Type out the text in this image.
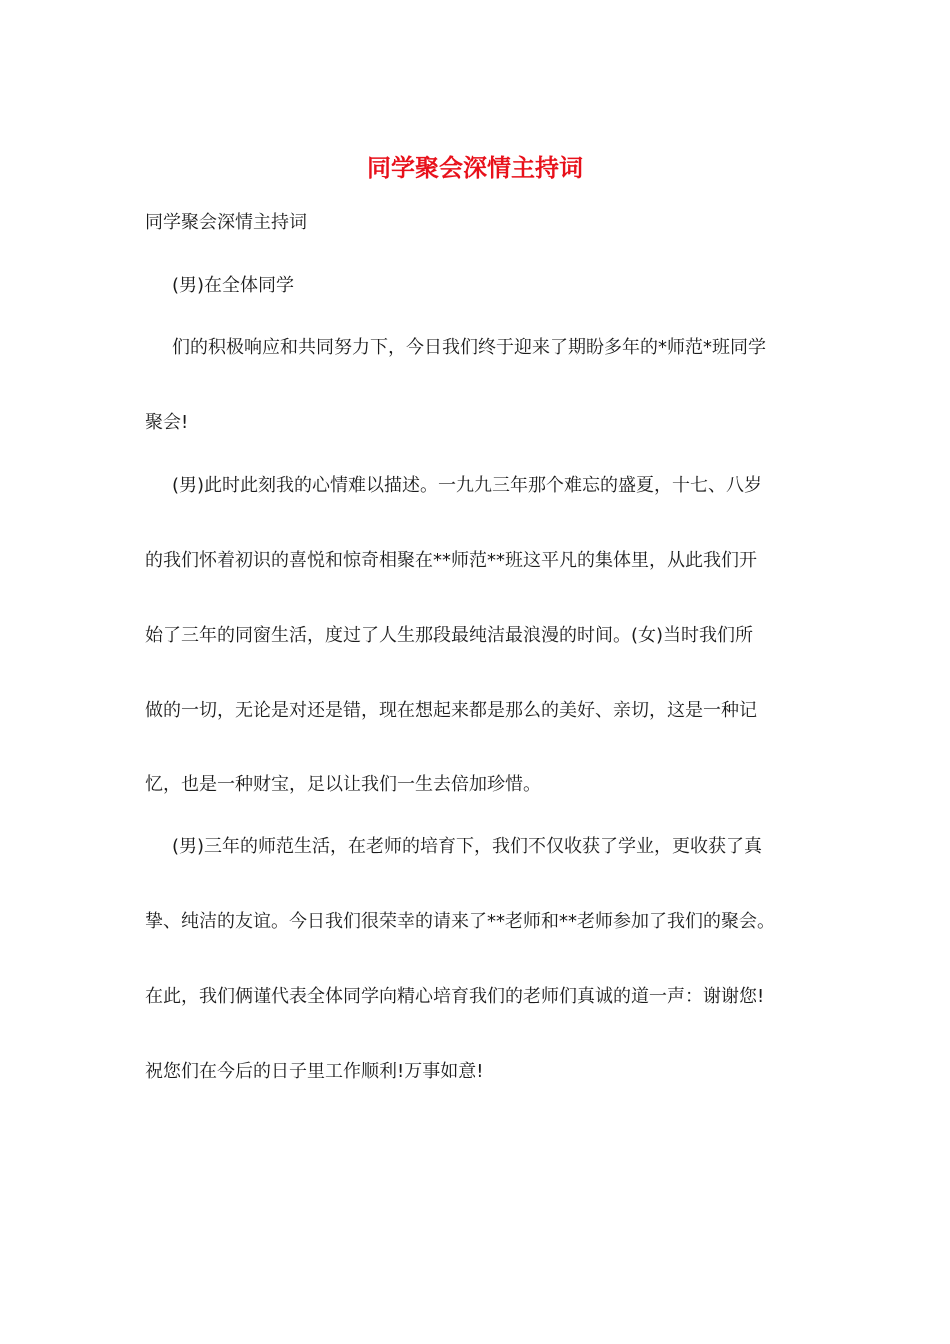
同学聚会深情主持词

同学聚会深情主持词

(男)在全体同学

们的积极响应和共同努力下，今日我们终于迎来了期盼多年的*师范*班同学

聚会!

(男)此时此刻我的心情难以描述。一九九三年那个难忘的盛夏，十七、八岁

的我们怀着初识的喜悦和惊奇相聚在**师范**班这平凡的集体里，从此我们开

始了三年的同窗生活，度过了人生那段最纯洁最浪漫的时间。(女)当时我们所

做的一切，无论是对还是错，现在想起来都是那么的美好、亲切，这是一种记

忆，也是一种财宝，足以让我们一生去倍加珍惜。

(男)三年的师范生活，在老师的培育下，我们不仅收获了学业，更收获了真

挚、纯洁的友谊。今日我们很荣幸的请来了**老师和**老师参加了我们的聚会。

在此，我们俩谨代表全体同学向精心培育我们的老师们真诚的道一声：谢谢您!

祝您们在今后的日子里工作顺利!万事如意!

▶ INSTRUCTIONS TO FOLLOW
Repeat the listing in full and exactly. Leave any pictures out.

▶ RESULT OF THE TASK
Type out the text in this image.
同学聚会深情主持词

同学聚会深情主持词

(男)在全体同学

们的积极响应和共同努力下，今日我们终于迎来了期盼多年的*师范*班同学

聚会!

(男)此时此刻我的心情难以描述。一九九三年那个难忘的盛夏，十七、八岁

的我们怀着初识的喜悦和惊奇相聚在**师范**班这平凡的集体里，从此我们开

始了三年的同窗生活，度过了人生那段最纯洁最浪漫的时间。(女)当时我们所

做的一切，无论是对还是错，现在想起来都是那么的美好、亲切，这是一种记

忆，也是一种财宝，足以让我们一生去倍加珍惜。

(男)三年的师范生活，在老师的培育下，我们不仅收获了学业，更收获了真

挚、纯洁的友谊。今日我们很荣幸的请来了**老师和**老师参加了我们的聚会。

在此，我们俩谨代表全体同学向精心培育我们的老师们真诚的道一声：谢谢您!

祝您们在今后的日子里工作顺利!万事如意!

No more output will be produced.